## [EXERCISE DETAILS]
Among the entries, which lines carry the string "GARCH"? Copy each of them.

┌────────

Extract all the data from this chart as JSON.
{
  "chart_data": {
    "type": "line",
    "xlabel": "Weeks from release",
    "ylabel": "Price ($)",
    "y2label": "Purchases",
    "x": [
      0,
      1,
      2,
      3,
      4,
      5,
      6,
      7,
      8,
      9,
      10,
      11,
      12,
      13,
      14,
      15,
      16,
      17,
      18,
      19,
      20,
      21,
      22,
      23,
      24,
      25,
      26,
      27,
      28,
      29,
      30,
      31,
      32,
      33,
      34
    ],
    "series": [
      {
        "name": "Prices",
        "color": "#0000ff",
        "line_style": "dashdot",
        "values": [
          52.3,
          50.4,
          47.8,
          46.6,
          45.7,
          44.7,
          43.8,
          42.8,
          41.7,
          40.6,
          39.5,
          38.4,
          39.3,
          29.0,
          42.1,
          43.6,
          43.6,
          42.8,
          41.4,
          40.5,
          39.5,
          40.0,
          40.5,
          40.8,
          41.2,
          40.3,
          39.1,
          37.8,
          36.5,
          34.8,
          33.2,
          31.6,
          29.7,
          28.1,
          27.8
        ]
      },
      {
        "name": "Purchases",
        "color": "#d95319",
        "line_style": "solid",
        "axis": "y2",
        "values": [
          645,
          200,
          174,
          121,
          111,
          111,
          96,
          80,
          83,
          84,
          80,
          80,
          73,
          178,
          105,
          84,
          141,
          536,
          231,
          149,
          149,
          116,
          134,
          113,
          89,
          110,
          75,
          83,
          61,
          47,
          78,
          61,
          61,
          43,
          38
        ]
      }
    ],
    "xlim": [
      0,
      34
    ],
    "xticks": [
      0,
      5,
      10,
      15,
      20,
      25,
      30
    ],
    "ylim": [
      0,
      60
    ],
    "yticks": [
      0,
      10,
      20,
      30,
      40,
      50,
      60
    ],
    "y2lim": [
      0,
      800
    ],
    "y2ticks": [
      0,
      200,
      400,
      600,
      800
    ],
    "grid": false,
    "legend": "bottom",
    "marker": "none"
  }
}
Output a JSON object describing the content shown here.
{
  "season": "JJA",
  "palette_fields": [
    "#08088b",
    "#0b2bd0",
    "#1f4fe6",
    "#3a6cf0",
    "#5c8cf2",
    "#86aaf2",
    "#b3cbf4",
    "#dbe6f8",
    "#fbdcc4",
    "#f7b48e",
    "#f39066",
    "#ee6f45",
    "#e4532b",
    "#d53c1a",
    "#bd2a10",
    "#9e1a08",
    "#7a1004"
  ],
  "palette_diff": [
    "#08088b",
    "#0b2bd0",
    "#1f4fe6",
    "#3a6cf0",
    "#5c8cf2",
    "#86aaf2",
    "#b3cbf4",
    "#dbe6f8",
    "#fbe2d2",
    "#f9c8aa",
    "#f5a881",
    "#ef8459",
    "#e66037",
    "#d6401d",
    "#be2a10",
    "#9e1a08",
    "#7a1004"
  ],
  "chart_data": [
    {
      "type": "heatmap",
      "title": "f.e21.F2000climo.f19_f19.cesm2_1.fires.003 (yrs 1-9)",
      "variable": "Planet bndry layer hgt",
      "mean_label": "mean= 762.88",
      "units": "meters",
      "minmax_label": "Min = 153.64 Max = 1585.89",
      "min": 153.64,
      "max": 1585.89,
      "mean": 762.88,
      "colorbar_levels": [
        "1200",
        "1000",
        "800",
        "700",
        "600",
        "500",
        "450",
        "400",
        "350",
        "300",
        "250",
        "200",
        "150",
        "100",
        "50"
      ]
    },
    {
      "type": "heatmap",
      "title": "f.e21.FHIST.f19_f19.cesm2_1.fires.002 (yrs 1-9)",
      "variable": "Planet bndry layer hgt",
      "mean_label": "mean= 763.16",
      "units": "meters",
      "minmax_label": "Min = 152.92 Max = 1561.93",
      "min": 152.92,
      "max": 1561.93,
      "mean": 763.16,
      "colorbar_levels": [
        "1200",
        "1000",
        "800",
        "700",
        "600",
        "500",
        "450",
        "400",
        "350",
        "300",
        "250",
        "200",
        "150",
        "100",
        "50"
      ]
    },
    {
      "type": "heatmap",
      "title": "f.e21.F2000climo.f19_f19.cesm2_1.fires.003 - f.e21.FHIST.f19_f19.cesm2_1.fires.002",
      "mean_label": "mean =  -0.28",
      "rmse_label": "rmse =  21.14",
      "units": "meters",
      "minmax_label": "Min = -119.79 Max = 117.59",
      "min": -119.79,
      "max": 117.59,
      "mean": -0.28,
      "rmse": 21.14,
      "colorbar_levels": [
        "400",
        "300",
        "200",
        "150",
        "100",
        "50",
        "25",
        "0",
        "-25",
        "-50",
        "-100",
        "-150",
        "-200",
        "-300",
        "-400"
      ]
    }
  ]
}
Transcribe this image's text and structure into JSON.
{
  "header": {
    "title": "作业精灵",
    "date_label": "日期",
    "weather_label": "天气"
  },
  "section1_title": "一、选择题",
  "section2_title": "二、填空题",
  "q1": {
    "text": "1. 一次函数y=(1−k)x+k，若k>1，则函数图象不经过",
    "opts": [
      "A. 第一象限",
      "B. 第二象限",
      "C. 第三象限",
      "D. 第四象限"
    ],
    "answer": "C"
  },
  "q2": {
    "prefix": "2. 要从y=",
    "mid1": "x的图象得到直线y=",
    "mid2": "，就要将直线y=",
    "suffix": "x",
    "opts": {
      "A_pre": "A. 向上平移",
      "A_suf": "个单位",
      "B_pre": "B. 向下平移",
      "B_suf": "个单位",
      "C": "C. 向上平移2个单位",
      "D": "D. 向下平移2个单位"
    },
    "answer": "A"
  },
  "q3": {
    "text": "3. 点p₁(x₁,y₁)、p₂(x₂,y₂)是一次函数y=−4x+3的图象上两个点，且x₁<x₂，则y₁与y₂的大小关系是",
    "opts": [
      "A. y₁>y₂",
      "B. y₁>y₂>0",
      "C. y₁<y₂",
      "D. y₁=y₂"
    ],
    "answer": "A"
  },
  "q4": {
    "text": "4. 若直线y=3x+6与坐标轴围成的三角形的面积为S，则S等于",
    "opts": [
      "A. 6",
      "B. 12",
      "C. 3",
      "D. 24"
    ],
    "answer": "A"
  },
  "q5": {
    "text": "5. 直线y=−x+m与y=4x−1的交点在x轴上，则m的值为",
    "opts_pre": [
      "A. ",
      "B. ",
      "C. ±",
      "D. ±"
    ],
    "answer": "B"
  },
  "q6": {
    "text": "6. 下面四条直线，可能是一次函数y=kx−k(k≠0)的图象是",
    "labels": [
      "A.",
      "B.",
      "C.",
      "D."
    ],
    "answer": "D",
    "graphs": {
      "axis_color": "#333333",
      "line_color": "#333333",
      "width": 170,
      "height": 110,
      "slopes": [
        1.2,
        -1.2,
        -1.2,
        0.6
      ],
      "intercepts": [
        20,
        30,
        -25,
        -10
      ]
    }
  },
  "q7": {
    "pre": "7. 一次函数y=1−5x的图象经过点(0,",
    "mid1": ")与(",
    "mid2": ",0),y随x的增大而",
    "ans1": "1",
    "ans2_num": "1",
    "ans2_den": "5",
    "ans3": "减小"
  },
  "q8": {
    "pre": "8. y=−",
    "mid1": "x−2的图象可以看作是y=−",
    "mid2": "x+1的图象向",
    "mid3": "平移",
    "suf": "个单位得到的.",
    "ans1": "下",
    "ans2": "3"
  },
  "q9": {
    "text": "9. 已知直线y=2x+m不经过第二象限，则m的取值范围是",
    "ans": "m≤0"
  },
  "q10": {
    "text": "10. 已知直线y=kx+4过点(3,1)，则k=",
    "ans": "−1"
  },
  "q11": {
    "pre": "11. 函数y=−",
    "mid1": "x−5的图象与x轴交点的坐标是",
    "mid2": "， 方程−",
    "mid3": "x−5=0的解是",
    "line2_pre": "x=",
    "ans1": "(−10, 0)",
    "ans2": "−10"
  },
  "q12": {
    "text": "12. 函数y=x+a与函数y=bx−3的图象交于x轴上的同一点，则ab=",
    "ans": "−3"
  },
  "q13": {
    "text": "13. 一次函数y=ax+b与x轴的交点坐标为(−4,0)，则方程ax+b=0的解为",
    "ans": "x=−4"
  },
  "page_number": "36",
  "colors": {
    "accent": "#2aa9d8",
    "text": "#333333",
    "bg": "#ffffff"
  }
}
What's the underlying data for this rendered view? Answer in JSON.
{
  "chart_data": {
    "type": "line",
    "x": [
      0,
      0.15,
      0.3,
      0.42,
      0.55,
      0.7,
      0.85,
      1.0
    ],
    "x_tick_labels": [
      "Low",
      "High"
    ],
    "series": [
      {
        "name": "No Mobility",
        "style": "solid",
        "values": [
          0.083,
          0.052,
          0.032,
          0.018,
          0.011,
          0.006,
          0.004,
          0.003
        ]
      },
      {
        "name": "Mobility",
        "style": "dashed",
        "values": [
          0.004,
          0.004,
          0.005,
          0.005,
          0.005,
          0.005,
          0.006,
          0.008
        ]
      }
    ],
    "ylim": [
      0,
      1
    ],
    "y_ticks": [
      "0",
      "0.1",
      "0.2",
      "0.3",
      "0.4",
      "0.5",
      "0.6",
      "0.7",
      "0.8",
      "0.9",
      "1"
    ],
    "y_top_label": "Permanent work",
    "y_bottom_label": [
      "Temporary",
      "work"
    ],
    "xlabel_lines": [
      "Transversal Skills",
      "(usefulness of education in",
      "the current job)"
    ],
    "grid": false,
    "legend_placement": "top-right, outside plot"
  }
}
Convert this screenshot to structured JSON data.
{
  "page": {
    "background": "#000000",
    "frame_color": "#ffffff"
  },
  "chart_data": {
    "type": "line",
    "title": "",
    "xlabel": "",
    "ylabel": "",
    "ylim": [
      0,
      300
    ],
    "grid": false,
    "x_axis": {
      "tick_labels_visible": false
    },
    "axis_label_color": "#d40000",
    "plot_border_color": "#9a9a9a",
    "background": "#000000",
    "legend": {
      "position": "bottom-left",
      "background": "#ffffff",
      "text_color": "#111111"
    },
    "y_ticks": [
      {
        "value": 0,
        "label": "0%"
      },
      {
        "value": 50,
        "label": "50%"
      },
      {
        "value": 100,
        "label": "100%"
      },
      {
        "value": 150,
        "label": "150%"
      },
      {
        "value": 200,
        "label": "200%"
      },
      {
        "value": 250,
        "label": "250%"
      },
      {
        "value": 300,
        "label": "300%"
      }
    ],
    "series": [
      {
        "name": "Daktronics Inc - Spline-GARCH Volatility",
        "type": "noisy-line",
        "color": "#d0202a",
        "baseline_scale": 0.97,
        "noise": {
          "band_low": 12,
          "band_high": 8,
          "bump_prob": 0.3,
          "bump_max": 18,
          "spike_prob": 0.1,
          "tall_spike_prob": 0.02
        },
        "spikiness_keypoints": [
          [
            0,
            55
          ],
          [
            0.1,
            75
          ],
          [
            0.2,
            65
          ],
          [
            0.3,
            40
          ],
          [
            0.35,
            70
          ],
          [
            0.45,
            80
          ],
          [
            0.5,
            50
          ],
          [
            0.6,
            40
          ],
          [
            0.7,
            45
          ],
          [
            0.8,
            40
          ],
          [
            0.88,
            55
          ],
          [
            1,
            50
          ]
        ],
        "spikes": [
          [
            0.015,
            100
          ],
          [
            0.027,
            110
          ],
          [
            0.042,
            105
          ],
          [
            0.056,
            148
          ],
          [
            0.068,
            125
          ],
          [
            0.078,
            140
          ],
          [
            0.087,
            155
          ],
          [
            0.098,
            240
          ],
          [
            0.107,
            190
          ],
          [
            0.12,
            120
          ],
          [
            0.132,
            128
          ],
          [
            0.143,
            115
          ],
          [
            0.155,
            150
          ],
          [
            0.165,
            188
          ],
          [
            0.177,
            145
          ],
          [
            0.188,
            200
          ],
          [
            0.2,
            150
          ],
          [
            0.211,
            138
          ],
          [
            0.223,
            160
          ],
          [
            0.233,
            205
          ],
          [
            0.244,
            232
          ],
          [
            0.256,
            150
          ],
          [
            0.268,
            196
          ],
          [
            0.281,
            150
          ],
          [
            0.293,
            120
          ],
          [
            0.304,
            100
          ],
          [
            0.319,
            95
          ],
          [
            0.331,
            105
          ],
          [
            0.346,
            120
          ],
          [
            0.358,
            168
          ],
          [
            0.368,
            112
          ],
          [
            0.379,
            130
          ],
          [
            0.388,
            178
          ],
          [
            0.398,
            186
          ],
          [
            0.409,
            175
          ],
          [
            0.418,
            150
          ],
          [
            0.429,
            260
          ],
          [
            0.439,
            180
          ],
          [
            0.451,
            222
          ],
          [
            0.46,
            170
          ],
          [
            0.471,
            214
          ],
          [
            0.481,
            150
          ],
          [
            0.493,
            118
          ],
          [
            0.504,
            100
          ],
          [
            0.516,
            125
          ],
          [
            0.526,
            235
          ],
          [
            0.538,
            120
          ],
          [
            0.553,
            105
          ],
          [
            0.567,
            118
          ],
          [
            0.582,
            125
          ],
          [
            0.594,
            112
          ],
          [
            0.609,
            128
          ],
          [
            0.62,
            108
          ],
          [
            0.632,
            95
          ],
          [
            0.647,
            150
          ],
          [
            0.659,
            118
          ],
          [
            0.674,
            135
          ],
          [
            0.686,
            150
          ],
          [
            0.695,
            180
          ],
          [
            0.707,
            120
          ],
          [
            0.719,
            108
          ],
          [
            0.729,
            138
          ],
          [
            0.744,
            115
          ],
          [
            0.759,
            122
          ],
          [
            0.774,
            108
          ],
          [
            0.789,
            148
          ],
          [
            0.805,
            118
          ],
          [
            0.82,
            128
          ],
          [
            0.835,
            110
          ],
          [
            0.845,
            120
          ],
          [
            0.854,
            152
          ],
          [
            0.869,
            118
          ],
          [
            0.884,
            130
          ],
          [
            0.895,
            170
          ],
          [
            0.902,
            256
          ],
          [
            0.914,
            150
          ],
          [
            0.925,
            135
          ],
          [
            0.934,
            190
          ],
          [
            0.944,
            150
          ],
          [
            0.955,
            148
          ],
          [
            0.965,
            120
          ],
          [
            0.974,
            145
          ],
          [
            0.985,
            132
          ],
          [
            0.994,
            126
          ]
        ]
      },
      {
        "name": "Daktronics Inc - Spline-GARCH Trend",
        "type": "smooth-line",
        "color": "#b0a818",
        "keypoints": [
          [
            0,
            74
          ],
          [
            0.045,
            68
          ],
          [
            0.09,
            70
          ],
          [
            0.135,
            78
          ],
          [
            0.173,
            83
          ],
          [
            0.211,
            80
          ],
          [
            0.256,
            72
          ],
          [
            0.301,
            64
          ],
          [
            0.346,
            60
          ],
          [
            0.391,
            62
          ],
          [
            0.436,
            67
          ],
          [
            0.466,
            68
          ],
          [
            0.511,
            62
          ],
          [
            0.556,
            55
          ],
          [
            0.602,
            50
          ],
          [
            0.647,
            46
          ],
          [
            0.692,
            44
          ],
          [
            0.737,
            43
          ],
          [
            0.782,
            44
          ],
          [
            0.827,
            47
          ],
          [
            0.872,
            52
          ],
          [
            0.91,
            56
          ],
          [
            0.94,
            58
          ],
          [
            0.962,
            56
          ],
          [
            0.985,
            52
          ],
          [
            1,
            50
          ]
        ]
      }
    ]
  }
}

└────────

## [TASK OUTPUT]
        "name": "Daktronics Inc - Spline-GARCH Volatility",
        "name": "Daktronics Inc - Spline-GARCH Trend",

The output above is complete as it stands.